(Records from a data collection)
•••••

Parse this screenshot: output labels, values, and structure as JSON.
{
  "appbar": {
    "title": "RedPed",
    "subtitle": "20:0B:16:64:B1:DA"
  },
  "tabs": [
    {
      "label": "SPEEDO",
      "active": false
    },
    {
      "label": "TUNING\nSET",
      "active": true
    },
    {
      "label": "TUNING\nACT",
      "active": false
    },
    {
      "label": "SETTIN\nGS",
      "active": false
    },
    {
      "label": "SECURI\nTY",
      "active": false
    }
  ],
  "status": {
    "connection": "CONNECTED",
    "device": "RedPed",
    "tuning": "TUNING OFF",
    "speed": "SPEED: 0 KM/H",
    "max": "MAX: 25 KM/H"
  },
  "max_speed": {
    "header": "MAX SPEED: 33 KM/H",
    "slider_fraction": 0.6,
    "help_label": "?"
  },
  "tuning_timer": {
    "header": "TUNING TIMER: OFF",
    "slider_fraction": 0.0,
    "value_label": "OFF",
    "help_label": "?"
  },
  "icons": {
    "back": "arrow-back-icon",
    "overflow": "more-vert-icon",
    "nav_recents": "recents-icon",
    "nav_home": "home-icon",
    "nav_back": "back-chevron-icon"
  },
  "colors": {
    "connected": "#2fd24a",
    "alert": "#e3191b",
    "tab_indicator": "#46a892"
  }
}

•••••

Count the lines of the listing above that include the word "back" and state the total with nothing else.

2